▸ Your instructions
Write out every line below that includes the word "Südtiroler".

Collected data
____
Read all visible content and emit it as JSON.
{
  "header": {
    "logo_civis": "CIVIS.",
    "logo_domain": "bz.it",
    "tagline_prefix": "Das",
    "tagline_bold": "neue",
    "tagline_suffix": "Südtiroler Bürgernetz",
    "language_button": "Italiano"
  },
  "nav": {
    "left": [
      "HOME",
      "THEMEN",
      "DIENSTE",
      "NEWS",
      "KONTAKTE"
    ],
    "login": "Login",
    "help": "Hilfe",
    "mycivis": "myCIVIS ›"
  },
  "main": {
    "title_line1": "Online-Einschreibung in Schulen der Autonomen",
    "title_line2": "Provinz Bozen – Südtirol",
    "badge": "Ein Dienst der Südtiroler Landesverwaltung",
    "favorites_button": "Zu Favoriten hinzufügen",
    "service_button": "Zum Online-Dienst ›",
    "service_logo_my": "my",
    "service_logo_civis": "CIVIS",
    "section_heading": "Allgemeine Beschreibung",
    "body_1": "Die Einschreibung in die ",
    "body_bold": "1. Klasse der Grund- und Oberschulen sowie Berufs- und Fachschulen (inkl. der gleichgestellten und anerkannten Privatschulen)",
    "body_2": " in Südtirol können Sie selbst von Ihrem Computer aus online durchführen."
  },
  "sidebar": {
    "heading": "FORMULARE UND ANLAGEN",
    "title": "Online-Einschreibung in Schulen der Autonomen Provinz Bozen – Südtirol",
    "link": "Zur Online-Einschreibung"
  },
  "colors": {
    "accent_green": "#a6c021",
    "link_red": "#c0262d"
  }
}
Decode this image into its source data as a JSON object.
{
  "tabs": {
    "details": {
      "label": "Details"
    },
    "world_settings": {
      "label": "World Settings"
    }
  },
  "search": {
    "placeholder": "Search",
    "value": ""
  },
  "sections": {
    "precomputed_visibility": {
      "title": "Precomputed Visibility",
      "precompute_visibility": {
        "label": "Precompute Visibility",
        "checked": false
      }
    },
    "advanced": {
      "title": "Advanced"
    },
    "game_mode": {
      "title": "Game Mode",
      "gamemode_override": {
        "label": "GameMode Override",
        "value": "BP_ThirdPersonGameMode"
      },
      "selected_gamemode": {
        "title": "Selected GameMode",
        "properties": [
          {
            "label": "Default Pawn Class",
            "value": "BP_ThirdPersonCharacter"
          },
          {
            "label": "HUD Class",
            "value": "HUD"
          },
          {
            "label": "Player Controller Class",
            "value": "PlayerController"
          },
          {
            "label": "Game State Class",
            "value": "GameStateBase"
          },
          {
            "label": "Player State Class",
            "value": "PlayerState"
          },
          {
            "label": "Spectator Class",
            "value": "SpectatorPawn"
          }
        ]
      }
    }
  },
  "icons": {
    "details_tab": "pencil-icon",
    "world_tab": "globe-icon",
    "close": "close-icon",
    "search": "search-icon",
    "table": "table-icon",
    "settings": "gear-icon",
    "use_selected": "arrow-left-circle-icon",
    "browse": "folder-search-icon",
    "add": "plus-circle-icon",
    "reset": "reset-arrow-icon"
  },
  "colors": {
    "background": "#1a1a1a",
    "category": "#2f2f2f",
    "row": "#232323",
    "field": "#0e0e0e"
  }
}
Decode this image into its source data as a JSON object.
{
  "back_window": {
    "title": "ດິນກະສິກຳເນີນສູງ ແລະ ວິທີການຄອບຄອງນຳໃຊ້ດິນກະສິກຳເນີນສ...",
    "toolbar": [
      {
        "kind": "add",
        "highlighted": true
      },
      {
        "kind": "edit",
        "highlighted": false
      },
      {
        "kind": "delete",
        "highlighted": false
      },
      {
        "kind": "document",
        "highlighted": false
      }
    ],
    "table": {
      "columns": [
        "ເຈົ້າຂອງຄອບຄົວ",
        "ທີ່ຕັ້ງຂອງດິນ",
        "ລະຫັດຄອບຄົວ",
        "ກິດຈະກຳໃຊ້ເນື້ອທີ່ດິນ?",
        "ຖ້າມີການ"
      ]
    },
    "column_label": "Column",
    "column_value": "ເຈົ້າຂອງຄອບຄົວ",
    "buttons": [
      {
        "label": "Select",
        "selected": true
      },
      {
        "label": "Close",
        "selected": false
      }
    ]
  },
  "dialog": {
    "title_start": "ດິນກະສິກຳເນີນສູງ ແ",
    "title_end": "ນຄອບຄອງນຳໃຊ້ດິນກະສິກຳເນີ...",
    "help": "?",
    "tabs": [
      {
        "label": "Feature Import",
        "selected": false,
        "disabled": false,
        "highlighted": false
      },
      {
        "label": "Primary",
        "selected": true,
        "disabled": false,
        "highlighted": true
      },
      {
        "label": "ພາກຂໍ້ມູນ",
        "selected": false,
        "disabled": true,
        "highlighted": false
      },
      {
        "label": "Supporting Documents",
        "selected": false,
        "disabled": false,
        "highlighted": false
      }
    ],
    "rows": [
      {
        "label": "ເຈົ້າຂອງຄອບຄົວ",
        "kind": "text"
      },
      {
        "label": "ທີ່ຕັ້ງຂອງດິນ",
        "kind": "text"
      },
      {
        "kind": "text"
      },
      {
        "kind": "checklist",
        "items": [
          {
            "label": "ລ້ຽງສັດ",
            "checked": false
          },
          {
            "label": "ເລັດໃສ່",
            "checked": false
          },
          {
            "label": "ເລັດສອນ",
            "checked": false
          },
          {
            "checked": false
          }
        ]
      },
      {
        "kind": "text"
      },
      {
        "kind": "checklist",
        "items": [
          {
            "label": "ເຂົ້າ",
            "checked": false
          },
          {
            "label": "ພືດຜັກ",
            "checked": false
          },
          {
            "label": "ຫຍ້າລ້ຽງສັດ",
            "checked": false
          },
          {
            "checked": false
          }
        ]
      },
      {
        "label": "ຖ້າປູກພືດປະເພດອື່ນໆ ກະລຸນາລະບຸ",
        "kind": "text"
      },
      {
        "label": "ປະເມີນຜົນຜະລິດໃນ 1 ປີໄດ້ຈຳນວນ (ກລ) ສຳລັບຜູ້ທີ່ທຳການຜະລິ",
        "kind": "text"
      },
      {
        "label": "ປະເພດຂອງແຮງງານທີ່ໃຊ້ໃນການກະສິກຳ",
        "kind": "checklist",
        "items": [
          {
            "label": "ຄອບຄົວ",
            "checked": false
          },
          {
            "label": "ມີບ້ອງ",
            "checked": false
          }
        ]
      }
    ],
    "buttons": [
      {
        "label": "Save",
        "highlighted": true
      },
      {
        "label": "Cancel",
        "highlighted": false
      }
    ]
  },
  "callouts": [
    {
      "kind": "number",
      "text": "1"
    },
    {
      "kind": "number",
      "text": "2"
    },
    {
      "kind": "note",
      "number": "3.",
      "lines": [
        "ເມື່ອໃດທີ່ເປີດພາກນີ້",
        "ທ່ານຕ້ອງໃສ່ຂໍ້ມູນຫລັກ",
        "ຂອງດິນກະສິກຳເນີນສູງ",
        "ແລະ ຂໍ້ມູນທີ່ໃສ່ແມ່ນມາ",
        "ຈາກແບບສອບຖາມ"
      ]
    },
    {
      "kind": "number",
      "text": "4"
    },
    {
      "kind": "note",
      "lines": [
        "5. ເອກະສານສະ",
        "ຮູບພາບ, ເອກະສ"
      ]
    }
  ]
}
____
▸ Finished exercise
    "tagline_suffix": "Südtiroler Bürgernetz",
    "badge": "Ein Dienst der Südtiroler Landesverwaltung",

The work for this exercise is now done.